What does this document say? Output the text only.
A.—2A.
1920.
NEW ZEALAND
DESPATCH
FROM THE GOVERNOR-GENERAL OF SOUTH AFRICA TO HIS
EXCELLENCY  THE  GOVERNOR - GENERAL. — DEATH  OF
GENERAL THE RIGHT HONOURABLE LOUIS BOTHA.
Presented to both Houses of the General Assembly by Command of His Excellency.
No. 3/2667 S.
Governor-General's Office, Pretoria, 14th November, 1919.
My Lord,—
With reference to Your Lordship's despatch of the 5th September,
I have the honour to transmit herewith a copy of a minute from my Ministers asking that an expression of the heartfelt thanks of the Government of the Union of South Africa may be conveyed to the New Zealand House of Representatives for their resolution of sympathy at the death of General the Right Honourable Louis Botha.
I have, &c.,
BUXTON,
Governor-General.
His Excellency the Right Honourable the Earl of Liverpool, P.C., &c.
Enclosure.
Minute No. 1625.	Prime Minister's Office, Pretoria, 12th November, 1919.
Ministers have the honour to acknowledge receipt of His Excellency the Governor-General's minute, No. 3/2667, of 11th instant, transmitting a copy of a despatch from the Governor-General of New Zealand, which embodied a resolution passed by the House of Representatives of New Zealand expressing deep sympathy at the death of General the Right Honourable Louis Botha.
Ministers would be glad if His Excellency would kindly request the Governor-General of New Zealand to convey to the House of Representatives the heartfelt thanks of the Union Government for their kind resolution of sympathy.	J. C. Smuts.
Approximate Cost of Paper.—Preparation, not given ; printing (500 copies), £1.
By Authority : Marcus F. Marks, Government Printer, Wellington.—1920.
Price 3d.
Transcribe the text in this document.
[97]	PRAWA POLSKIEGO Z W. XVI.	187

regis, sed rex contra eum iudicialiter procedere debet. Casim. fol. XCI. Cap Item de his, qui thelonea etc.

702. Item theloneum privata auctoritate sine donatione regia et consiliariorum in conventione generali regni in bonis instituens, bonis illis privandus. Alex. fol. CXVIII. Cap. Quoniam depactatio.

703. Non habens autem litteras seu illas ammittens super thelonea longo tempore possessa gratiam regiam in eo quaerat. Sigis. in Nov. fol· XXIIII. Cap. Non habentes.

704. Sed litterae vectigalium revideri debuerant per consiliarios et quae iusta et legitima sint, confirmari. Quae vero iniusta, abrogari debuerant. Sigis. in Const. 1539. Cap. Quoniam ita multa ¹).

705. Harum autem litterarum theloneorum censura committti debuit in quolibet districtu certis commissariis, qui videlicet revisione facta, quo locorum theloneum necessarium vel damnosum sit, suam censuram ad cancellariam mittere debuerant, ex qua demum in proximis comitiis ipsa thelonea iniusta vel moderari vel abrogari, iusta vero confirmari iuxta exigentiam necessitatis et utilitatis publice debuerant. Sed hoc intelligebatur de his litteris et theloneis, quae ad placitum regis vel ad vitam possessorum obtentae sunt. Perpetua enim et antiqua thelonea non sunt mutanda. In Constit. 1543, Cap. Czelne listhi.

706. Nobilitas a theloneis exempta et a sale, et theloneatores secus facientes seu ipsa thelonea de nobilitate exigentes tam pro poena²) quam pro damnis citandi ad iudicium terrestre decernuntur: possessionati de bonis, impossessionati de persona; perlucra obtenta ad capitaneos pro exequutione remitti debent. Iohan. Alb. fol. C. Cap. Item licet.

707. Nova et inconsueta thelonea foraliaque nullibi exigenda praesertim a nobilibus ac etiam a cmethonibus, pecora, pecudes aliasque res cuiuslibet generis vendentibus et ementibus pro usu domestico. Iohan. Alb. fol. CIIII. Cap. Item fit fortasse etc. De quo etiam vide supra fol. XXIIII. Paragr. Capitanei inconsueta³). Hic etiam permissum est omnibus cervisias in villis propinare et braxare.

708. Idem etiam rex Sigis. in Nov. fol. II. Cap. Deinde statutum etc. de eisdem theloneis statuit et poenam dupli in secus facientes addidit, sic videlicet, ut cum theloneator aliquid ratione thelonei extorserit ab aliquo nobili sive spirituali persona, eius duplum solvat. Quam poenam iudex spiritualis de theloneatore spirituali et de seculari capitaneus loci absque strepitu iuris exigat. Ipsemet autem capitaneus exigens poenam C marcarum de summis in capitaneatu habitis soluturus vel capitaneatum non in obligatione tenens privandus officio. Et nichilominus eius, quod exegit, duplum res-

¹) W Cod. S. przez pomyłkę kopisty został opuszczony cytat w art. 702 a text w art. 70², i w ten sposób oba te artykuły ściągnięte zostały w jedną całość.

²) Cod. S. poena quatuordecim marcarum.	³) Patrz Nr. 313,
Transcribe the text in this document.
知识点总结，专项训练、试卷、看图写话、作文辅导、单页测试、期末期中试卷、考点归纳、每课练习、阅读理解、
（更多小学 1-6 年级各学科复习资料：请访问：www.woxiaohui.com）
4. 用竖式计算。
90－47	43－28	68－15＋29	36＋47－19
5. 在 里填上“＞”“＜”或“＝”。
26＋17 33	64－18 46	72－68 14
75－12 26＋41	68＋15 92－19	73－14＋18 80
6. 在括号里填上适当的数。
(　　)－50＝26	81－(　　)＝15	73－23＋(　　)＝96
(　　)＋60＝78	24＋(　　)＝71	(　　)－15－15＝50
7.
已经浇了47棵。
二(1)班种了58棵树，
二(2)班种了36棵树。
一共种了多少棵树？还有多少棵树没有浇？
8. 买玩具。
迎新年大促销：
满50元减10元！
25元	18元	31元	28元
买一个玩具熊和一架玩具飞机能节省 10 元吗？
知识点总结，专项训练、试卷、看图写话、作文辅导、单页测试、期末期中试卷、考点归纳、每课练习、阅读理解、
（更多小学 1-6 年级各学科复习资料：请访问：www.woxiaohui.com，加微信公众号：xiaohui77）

◆ TASK REQUIREMENTS: Give all the records again. Match them exactly.

◆ PROBLEM SOLUTION:
What does this document say? Output the text only.
A.—2A.
1920.
NEW ZEALAND
DESPATCH
FROM THE GOVERNOR-GENERAL OF SOUTH AFRICA TO HIS
EXCELLENCY  THE  GOVERNOR - GENERAL. — DEATH  OF
GENERAL THE RIGHT HONOURABLE LOUIS BOTHA.
Presented to both Houses of the General Assembly by Command of His Excellency.
No. 3/2667 S.
Governor-General's Office, Pretoria, 14th November, 1919.
My Lord,—
With reference to Your Lordship's despatch of the 5th September,
I have the honour to transmit herewith a copy of a minute from my Ministers asking that an expression of the heartfelt thanks of the Government of the Union of South Africa may be conveyed to the New Zealand House of Representatives for their resolution of sympathy at the death of General the Right Honourable Louis Botha.
I have, &c.,
BUXTON,
Governor-General.
His Excellency the Right Honourable the Earl of Liverpool, P.C., &c.
Enclosure.
Minute No. 1625.	Prime Minister's Office, Pretoria, 12th November, 1919.
Ministers have the honour to acknowledge receipt of His Excellency the Governor-General's minute, No. 3/2667, of 11th instant, transmitting a copy of a despatch from the Governor-General of New Zealand, which embodied a resolution passed by the House of Representatives of New Zealand expressing deep sympathy at the death of General the Right Honourable Louis Botha.
Ministers would be glad if His Excellency would kindly request the Governor-General of New Zealand to convey to the House of Representatives the heartfelt thanks of the Union Government for their kind resolution of sympathy.	J. C. Smuts.
Approximate Cost of Paper.—Preparation, not given ; printing (500 copies), £1.
By Authority : Marcus F. Marks, Government Printer, Wellington.—1920.
Price 3d.
Transcribe the text in this document.
[97]	PRAWA POLSKIEGO Z W. XVI.	187

regis, sed rex contra eum iudicialiter procedere debet. Casim. fol. XCI. Cap Item de his, qui thelonea etc.

702. Item theloneum privata auctoritate sine donatione regia et consiliariorum in conventione generali regni in bonis instituens, bonis illis privandus. Alex. fol. CXVIII. Cap. Quoniam depactatio.

703. Non habens autem litteras seu illas ammittens super thelonea longo tempore possessa gratiam regiam in eo quaerat. Sigis. in Nov. fol· XXIIII. Cap. Non habentes.

704. Sed litterae vectigalium revideri debuerant per consiliarios et quae iusta et legitima sint, confirmari. Quae vero iniusta, abrogari debuerant. Sigis. in Const. 1539. Cap. Quoniam ita multa ¹).

705. Harum autem litterarum theloneorum censura committti debuit in quolibet districtu certis commissariis, qui videlicet revisione facta, quo locorum theloneum necessarium vel damnosum sit, suam censuram ad cancellariam mittere debuerant, ex qua demum in proximis comitiis ipsa thelonea iniusta vel moderari vel abrogari, iusta vero confirmari iuxta exigentiam necessitatis et utilitatis publice debuerant. Sed hoc intelligebatur de his litteris et theloneis, quae ad placitum regis vel ad vitam possessorum obtentae sunt. Perpetua enim et antiqua thelonea non sunt mutanda. In Constit. 1543, Cap. Czelne listhi.

706. Nobilitas a theloneis exempta et a sale, et theloneatores secus facientes seu ipsa thelonea de nobilitate exigentes tam pro poena²) quam pro damnis citandi ad iudicium terrestre decernuntur: possessionati de bonis, impossessionati de persona; perlucra obtenta ad capitaneos pro exequutione remitti debent. Iohan. Alb. fol. C. Cap. Item licet.

707. Nova et inconsueta thelonea foraliaque nullibi exigenda praesertim a nobilibus ac etiam a cmethonibus, pecora, pecudes aliasque res cuiuslibet generis vendentibus et ementibus pro usu domestico. Iohan. Alb. fol. CIIII. Cap. Item fit fortasse etc. De quo etiam vide supra fol. XXIIII. Paragr. Capitanei inconsueta³). Hic etiam permissum est omnibus cervisias in villis propinare et braxare.

708. Idem etiam rex Sigis. in Nov. fol. II. Cap. Deinde statutum etc. de eisdem theloneis statuit et poenam dupli in secus facientes addidit, sic videlicet, ut cum theloneator aliquid ratione thelonei extorserit ab aliquo nobili sive spirituali persona, eius duplum solvat. Quam poenam iudex spiritualis de theloneatore spirituali et de seculari capitaneus loci absque strepitu iuris exigat. Ipsemet autem capitaneus exigens poenam C marcarum de summis in capitaneatu habitis soluturus vel capitaneatum non in obligatione tenens privandus officio. Et nichilominus eius, quod exegit, duplum res-

¹) W Cod. S. przez pomyłkę kopisty został opuszczony cytat w art. 702 a text w art. 70², i w ten sposób oba te artykuły ściągnięte zostały w jedną całość.

²) Cod. S. poena quatuordecim marcarum.	³) Patrz Nr. 313,
Transcribe the text in this document.
知识点总结，专项训练、试卷、看图写话、作文辅导、单页测试、期末期中试卷、考点归纳、每课练习、阅读理解、
（更多小学 1-6 年级各学科复习资料：请访问：www.woxiaohui.com）
4. 用竖式计算。
90－47	43－28	68－15＋29	36＋47－19
5. 在 里填上“＞”“＜”或“＝”。
26＋17 33	64－18 46	72－68 14
75－12 26＋41	68＋15 92－19	73－14＋18 80
6. 在括号里填上适当的数。
(　　)－50＝26	81－(　　)＝15	73－23＋(　　)＝96
(　　)＋60＝78	24＋(　　)＝71	(　　)－15－15＝50
7.
已经浇了47棵。
二(1)班种了58棵树，
二(2)班种了36棵树。
一共种了多少棵树？还有多少棵树没有浇？
8. 买玩具。
迎新年大促销：
满50元减10元！
25元	18元	31元	28元
买一个玩具熊和一架玩具飞机能节省 10 元吗？
知识点总结，专项训练、试卷、看图写话、作文辅导、单页测试、期末期中试卷、考点归纳、每课练习、阅读理解、
（更多小学 1-6 年级各学科复习资料：请访问：www.woxiaohui.com，加微信公众号：xiaohui77）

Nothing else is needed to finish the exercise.